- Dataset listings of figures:
_ _ _ _

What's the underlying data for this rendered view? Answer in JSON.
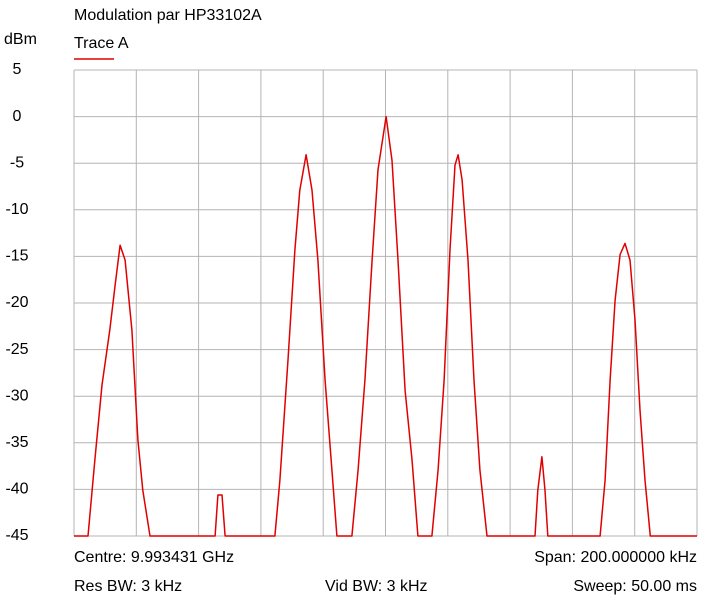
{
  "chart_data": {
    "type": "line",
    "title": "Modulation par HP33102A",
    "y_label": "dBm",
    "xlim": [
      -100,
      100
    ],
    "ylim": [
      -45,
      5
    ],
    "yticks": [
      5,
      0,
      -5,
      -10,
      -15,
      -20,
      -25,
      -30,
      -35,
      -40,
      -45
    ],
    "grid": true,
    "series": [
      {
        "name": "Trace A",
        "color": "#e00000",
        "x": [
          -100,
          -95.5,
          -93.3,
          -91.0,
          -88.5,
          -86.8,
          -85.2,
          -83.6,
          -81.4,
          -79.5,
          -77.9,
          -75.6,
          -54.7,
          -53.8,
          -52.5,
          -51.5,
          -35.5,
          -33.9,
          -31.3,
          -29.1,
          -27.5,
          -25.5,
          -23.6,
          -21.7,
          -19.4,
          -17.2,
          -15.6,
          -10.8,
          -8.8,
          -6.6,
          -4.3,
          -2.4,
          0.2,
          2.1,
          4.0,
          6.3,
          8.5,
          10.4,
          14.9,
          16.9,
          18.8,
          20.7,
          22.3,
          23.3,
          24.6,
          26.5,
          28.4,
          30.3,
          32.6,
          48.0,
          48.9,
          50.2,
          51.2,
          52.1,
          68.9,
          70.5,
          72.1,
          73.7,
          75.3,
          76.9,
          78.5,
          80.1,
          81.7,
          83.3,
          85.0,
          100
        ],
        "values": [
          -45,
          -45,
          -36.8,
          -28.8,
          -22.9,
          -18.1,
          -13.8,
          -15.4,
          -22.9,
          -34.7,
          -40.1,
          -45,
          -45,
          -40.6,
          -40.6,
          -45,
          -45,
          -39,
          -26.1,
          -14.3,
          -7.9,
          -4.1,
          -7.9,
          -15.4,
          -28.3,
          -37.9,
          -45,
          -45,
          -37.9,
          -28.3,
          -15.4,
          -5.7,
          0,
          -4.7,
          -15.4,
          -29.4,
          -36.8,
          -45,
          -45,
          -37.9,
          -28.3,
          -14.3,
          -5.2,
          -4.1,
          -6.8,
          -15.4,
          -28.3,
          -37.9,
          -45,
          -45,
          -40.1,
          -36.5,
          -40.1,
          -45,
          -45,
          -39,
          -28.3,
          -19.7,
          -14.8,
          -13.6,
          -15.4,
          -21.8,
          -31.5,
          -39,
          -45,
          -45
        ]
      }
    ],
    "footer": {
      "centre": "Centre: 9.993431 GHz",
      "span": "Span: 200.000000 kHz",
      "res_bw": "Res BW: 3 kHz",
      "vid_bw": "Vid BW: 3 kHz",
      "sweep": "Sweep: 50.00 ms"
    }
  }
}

_ _ _ _

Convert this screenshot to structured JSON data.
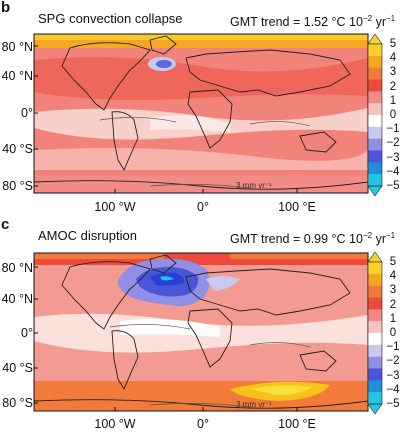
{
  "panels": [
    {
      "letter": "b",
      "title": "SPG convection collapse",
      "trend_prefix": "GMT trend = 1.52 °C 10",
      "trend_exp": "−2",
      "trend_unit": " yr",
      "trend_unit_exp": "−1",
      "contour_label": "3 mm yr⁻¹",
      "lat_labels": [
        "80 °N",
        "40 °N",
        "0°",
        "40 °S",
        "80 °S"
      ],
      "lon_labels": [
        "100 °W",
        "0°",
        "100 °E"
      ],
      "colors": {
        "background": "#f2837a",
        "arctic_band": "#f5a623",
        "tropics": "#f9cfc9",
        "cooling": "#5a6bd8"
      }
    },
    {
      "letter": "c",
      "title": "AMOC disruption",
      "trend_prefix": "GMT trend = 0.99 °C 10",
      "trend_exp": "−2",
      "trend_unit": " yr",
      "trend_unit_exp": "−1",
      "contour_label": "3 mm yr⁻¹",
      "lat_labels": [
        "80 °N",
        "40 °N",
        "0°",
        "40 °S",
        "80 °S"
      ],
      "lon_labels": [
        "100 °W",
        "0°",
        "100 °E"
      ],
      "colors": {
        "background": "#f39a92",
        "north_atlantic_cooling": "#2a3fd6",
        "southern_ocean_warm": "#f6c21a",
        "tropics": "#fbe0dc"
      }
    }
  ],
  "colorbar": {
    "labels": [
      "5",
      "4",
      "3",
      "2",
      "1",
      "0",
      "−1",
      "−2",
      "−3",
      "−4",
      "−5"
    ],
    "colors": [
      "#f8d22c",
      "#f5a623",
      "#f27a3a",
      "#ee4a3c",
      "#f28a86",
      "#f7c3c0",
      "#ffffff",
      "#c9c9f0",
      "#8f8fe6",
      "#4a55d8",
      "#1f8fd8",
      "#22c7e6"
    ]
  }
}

_ _ _ _

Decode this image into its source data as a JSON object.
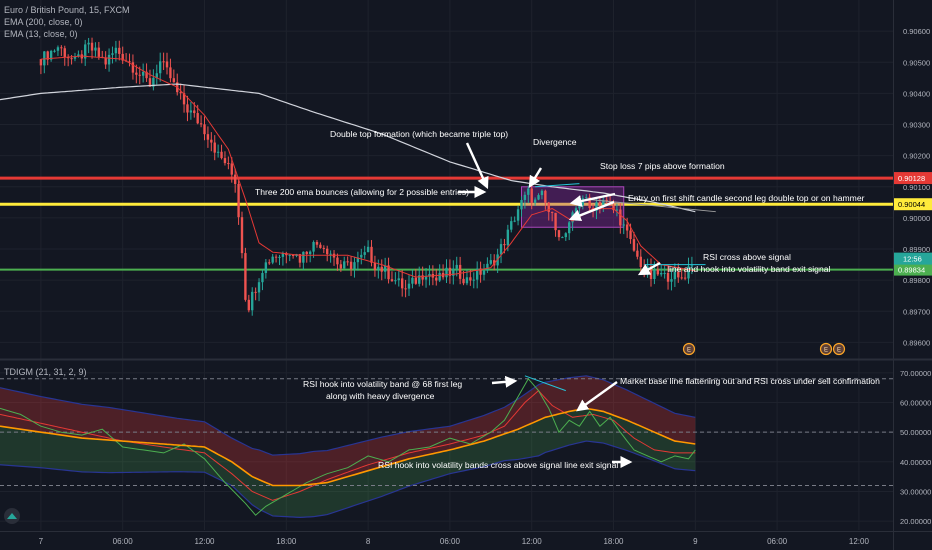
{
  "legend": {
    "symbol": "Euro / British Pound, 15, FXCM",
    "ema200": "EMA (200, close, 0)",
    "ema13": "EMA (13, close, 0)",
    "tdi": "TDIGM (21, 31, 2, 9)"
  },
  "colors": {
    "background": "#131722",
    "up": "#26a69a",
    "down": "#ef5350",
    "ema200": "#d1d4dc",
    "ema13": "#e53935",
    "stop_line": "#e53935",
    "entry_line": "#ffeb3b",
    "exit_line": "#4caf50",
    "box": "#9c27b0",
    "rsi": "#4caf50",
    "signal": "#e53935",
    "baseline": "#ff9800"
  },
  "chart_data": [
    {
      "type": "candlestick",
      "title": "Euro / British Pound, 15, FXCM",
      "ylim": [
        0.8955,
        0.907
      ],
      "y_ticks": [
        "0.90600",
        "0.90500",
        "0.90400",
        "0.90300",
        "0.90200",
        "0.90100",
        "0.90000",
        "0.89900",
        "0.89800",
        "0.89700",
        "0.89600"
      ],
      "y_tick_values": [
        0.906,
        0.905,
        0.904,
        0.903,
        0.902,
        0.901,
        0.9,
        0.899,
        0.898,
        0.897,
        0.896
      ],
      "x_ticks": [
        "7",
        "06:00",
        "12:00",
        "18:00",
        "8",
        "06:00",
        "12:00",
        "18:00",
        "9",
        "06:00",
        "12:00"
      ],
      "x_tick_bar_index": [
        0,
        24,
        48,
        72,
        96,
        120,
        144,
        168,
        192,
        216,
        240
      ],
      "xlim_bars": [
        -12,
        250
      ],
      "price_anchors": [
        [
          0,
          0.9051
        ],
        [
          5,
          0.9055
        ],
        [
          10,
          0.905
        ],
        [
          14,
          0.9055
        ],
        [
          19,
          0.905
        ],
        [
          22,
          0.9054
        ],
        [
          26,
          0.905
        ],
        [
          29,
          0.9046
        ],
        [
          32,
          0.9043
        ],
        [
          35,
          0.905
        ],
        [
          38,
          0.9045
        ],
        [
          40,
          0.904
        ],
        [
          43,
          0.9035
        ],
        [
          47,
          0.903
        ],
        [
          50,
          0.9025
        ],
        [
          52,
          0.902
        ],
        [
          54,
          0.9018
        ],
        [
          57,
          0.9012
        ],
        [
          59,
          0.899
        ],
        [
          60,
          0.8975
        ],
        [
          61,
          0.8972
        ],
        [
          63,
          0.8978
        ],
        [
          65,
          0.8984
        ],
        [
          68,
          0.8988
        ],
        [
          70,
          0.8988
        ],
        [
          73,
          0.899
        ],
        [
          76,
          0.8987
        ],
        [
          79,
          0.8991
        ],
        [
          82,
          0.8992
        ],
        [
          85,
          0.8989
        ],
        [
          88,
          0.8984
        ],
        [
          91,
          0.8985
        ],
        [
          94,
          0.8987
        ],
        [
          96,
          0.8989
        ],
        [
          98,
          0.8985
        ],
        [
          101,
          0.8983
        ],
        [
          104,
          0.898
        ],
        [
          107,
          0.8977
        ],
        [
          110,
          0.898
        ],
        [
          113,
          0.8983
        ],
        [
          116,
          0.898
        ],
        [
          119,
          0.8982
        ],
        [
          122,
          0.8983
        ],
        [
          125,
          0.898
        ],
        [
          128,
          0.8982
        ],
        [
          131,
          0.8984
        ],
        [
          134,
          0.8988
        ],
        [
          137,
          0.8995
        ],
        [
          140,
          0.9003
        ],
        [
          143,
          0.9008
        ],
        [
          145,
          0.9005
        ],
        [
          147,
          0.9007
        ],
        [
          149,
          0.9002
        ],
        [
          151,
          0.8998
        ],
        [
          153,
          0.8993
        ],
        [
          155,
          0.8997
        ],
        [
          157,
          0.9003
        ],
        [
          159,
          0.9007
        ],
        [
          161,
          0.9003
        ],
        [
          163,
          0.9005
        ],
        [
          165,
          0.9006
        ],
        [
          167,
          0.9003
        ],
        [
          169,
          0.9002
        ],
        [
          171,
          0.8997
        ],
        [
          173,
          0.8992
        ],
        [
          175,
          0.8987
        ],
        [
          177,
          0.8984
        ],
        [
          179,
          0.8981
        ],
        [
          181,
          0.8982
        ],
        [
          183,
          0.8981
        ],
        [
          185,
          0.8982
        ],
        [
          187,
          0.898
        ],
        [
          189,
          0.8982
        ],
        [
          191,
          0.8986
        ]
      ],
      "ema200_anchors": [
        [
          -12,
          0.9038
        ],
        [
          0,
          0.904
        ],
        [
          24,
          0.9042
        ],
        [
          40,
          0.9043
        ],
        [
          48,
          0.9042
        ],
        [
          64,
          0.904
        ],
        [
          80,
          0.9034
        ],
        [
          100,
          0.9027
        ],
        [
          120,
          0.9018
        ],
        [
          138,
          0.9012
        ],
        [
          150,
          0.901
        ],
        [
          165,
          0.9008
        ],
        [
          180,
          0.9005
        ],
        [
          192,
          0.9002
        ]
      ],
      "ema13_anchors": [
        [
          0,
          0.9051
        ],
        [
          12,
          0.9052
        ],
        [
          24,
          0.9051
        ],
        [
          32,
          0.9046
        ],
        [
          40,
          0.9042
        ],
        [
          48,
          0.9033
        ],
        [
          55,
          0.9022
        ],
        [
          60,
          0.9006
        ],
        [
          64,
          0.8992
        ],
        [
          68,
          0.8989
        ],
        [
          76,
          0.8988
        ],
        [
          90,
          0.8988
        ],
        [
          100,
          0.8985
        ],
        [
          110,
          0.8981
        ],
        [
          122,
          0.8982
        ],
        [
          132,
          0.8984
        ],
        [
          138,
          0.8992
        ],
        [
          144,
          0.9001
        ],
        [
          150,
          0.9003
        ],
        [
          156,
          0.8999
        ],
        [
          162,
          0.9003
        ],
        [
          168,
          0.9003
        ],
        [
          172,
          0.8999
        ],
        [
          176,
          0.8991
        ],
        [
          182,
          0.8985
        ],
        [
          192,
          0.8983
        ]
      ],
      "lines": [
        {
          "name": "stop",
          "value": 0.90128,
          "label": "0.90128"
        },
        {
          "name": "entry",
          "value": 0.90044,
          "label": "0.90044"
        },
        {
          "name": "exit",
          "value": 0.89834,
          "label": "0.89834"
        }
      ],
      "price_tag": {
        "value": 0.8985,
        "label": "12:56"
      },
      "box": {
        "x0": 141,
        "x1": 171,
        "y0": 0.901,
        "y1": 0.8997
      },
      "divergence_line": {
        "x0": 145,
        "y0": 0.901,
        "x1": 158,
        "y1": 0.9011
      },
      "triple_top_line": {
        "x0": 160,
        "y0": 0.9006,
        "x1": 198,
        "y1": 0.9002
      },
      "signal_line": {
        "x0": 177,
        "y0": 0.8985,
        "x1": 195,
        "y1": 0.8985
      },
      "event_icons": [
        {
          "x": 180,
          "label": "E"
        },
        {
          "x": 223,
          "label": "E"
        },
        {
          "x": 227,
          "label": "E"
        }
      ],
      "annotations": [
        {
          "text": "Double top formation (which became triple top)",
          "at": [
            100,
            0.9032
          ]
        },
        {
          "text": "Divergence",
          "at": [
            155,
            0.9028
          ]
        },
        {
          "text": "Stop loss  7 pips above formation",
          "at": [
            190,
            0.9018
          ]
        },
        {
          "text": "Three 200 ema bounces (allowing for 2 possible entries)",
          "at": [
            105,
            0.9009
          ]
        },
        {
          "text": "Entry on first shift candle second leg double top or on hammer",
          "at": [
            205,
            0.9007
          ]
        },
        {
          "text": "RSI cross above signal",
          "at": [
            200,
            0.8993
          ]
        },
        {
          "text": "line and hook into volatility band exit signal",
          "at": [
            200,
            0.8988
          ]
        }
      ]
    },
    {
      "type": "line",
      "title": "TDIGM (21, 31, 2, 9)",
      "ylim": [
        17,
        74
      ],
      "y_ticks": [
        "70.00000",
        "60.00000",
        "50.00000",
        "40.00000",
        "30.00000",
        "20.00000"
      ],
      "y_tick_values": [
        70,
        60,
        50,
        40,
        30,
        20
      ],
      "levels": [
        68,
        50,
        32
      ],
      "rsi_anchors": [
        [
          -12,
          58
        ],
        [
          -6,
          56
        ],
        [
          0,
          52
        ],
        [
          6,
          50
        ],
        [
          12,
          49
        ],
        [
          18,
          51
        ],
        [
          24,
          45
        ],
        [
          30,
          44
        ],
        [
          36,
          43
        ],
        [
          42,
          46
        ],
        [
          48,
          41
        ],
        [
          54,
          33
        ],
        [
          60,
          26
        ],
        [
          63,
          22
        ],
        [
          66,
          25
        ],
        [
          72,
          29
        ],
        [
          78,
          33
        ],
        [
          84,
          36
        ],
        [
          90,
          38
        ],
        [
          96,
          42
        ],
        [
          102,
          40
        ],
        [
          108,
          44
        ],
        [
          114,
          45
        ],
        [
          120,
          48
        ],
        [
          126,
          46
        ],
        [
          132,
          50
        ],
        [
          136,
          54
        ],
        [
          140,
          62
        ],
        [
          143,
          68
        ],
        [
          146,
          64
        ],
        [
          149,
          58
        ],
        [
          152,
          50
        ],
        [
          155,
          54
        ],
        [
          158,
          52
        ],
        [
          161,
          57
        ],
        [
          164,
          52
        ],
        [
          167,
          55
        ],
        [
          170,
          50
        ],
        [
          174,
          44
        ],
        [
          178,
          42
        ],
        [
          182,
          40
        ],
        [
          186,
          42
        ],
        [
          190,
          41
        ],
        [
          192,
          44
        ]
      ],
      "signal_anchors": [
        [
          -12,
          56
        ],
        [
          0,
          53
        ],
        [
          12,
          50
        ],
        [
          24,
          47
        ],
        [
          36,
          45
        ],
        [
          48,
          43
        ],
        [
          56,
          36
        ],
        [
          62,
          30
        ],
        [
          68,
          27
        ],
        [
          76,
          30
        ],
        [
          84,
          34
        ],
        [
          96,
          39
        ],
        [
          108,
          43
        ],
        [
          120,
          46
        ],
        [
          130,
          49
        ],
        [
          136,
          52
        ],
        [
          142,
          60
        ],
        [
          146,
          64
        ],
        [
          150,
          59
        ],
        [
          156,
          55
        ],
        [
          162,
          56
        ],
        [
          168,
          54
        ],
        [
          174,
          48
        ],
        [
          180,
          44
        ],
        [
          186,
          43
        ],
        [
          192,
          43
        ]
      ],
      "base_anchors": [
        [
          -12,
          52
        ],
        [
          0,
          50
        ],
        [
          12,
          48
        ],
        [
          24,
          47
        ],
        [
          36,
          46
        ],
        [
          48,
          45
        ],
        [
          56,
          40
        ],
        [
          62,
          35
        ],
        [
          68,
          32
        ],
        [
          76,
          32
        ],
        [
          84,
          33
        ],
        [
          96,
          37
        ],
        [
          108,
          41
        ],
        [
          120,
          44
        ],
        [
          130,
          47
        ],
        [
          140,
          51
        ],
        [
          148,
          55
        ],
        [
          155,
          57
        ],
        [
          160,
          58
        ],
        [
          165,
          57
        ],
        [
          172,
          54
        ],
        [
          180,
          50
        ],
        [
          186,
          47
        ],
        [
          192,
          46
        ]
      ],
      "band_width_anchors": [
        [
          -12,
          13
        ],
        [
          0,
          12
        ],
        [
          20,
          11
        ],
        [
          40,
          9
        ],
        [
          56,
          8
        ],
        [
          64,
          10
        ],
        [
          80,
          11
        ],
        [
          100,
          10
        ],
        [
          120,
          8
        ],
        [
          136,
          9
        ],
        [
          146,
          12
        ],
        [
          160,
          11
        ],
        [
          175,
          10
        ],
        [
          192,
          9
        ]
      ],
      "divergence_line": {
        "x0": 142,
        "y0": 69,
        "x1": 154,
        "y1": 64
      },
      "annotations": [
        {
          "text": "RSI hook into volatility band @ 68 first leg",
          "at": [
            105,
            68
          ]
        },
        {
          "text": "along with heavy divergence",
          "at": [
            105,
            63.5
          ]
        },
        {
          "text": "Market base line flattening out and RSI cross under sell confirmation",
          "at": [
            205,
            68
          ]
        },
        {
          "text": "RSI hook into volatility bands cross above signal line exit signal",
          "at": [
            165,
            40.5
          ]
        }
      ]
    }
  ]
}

_ _ _ _

- What you have to do: Locate the lines above that hold the word "close". Show every one of them.

- The answer:
    "ema200": "EMA (200, close, 0)",
    "ema13": "EMA (13, close, 0)",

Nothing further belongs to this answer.